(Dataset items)
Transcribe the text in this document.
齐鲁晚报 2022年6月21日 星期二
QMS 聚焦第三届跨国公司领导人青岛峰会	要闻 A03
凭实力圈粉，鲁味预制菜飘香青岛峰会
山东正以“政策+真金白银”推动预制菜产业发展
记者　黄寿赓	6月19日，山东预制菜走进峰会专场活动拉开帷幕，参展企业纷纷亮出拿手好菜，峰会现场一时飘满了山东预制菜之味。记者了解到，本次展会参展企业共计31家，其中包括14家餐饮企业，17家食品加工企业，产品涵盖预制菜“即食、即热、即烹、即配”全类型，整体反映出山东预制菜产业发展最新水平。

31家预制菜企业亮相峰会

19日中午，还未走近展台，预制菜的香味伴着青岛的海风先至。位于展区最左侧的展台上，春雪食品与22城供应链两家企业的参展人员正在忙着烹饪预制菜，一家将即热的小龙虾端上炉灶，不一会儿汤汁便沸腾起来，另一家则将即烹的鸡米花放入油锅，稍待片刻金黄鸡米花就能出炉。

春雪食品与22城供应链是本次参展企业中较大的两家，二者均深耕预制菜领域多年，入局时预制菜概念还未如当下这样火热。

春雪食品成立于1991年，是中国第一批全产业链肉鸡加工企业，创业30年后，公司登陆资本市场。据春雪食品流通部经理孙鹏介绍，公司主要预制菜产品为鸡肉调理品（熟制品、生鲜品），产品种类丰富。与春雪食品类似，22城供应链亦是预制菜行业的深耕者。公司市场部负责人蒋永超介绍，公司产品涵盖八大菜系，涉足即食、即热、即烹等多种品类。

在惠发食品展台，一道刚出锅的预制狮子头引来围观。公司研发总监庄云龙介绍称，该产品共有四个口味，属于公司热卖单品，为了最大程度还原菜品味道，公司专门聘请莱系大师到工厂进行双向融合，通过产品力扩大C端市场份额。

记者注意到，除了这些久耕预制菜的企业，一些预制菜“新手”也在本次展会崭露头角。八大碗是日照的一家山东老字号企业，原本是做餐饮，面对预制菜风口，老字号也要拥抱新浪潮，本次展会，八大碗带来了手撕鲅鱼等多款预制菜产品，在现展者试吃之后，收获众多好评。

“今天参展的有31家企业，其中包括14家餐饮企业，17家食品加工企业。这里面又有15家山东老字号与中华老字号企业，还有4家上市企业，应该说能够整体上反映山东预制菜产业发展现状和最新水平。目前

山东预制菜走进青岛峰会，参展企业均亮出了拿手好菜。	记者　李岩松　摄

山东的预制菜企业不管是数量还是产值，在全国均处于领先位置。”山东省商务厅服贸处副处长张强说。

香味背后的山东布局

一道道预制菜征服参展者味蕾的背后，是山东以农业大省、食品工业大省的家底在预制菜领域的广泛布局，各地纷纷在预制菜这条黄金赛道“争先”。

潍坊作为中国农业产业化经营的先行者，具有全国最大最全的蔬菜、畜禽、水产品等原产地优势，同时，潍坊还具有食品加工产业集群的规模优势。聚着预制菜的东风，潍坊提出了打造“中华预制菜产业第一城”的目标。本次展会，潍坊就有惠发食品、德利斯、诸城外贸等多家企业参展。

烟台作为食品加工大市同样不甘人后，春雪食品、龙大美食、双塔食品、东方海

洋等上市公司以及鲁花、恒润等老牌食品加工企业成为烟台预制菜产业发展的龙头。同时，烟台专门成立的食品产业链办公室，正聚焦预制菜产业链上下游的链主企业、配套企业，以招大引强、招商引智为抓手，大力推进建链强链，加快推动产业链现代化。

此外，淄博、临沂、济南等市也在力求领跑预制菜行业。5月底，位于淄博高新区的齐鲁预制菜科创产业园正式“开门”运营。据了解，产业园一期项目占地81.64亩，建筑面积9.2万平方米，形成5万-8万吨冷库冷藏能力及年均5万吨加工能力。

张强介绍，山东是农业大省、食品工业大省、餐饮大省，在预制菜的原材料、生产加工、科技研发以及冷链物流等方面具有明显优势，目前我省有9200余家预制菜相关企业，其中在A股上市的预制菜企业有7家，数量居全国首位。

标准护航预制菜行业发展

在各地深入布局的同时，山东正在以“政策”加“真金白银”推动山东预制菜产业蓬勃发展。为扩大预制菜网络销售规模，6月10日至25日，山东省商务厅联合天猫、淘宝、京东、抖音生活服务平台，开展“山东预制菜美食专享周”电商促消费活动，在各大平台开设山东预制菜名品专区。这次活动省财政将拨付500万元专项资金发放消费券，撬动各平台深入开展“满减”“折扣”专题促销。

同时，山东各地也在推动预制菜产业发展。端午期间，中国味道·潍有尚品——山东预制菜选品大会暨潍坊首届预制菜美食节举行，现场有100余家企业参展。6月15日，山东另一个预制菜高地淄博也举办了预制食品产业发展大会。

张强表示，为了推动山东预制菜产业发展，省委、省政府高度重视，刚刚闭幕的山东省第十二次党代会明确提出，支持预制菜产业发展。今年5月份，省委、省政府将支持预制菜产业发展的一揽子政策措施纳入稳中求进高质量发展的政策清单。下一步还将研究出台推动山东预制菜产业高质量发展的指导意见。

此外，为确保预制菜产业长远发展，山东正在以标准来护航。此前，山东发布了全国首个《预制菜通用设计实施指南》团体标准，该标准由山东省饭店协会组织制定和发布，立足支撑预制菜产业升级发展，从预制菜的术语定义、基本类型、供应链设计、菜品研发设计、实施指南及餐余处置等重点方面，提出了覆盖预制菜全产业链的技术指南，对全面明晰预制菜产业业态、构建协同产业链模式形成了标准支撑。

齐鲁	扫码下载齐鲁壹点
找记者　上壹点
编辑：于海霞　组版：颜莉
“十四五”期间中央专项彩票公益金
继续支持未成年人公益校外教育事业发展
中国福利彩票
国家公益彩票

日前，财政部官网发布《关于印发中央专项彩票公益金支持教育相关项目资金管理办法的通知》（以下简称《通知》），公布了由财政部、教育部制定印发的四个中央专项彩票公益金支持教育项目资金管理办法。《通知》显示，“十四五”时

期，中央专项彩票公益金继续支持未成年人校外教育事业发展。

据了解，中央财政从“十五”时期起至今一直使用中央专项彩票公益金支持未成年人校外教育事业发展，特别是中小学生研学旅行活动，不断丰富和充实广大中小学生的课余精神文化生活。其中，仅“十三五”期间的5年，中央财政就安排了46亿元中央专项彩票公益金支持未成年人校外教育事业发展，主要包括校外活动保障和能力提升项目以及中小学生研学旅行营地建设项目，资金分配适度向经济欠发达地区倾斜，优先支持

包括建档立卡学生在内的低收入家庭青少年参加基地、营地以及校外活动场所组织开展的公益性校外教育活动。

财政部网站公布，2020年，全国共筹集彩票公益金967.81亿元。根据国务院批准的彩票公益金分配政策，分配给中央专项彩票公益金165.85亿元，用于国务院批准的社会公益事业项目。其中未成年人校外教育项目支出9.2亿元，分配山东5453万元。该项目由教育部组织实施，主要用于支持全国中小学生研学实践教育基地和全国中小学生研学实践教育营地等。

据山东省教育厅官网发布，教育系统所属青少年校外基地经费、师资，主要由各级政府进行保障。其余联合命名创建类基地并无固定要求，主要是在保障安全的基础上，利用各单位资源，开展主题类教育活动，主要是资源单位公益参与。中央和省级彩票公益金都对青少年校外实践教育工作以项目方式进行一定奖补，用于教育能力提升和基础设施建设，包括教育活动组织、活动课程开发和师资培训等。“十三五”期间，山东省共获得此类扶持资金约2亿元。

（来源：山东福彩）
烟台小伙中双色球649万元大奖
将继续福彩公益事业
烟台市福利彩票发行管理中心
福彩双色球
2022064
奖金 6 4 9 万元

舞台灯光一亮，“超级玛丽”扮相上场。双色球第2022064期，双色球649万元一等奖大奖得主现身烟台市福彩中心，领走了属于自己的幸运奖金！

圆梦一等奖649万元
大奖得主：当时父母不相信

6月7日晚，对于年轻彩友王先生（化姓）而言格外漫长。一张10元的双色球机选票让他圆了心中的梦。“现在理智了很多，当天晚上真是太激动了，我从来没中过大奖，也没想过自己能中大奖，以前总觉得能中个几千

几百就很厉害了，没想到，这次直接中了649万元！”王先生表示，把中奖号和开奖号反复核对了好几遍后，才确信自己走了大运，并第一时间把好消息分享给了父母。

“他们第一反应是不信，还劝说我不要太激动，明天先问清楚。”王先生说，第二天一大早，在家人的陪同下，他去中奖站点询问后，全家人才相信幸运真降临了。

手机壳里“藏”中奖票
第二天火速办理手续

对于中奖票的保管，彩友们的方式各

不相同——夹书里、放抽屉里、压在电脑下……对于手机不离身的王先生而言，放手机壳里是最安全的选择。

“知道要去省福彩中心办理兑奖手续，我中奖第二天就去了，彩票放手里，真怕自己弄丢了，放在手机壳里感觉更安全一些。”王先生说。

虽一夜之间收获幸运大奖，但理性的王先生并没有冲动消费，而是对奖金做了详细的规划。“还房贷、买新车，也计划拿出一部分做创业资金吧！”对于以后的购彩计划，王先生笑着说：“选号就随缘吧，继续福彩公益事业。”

EXERCISE. Give every line of the material that includes the string "真金白银".

CORRECT RESULT.
山东正以“政策+真金白银”推动预制菜产业发展
在各地深入布局的同时，山东正在以“政策”加“真金白银”推动山东预制菜产业蓬勃发展。为扩大预制菜网络销售规模，6月10日至25日，山东省商务厅联合天猫、淘宝、京东、抖音生活服务平台，开展“山东预制菜美食专享周”电商促消费活动，在各大平台开设山东预制菜名品专区。这次活动省财政将拨付500万元专项资金发放消费券，撬动各平台深入开展“满减”“折扣”专题促销。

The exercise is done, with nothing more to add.